## Material for the task:
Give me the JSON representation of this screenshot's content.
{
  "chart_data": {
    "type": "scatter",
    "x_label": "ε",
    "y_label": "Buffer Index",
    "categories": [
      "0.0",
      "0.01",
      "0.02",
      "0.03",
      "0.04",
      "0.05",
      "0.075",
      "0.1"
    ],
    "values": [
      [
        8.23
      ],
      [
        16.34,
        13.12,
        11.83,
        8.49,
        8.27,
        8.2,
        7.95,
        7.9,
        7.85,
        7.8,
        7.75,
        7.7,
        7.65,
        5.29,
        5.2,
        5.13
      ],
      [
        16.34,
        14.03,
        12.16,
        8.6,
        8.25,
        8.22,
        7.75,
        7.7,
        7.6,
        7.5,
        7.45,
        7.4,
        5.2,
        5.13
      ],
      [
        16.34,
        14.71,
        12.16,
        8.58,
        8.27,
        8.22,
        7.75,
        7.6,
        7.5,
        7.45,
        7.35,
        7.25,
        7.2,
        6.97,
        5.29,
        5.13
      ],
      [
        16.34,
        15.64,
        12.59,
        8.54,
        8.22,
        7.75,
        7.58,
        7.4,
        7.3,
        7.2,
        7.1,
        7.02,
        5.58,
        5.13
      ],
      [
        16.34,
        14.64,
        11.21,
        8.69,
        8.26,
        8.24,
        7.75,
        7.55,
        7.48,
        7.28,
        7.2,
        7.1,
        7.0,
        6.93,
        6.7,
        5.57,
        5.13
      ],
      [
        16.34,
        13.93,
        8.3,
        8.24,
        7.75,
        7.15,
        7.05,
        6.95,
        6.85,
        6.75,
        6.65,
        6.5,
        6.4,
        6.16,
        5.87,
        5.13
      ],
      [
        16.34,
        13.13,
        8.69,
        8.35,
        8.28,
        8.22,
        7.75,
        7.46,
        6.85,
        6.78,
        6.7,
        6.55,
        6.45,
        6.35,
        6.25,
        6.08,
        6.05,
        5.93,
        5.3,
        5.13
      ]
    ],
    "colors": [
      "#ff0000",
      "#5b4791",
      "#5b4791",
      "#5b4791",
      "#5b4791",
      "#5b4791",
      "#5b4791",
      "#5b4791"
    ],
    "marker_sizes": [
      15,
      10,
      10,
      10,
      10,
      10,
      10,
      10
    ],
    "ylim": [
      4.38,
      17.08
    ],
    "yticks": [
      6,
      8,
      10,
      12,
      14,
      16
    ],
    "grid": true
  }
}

## Given problem:
Using the data above, output each line exactly.

## Result:
Give me the JSON representation of this screenshot's content.
{
  "chart_data": {
    "type": "scatter",
    "x_label": "ε",
    "y_label": "Buffer Index",
    "categories": [
      "0.0",
      "0.01",
      "0.02",
      "0.03",
      "0.04",
      "0.05",
      "0.075",
      "0.1"
    ],
    "values": [
      [
        8.23
      ],
      [
        16.34,
        13.12,
        11.83,
        8.49,
        8.27,
        8.2,
        7.95,
        7.9,
        7.85,
        7.8,
        7.75,
        7.7,
        7.65,
        5.29,
        5.2,
        5.13
      ],
      [
        16.34,
        14.03,
        12.16,
        8.6,
        8.25,
        8.22,
        7.75,
        7.7,
        7.6,
        7.5,
        7.45,
        7.4,
        5.2,
        5.13
      ],
      [
        16.34,
        14.71,
        12.16,
        8.58,
        8.27,
        8.22,
        7.75,
        7.6,
        7.5,
        7.45,
        7.35,
        7.25,
        7.2,
        6.97,
        5.29,
        5.13
      ],
      [
        16.34,
        15.64,
        12.59,
        8.54,
        8.22,
        7.75,
        7.58,
        7.4,
        7.3,
        7.2,
        7.1,
        7.02,
        5.58,
        5.13
      ],
      [
        16.34,
        14.64,
        11.21,
        8.69,
        8.26,
        8.24,
        7.75,
        7.55,
        7.48,
        7.28,
        7.2,
        7.1,
        7.0,
        6.93,
        6.7,
        5.57,
        5.13
      ],
      [
        16.34,
        13.93,
        8.3,
        8.24,
        7.75,
        7.15,
        7.05,
        6.95,
        6.85,
        6.75,
        6.65,
        6.5,
        6.4,
        6.16,
        5.87,
        5.13
      ],
      [
        16.34,
        13.13,
        8.69,
        8.35,
        8.28,
        8.22,
        7.75,
        7.46,
        6.85,
        6.78,
        6.7,
        6.55,
        6.45,
        6.35,
        6.25,
        6.08,
        6.05,
        5.93,
        5.3,
        5.13
      ]
    ],
    "colors": [
      "#ff0000",
      "#5b4791",
      "#5b4791",
      "#5b4791",
      "#5b4791",
      "#5b4791",
      "#5b4791",
      "#5b4791"
    ],
    "marker_sizes": [
      15,
      10,
      10,
      10,
      10,
      10,
      10,
      10
    ],
    "ylim": [
      4.38,
      17.08
    ],
    "yticks": [
      6,
      8,
      10,
      12,
      14,
      16
    ],
    "grid": true
  }
}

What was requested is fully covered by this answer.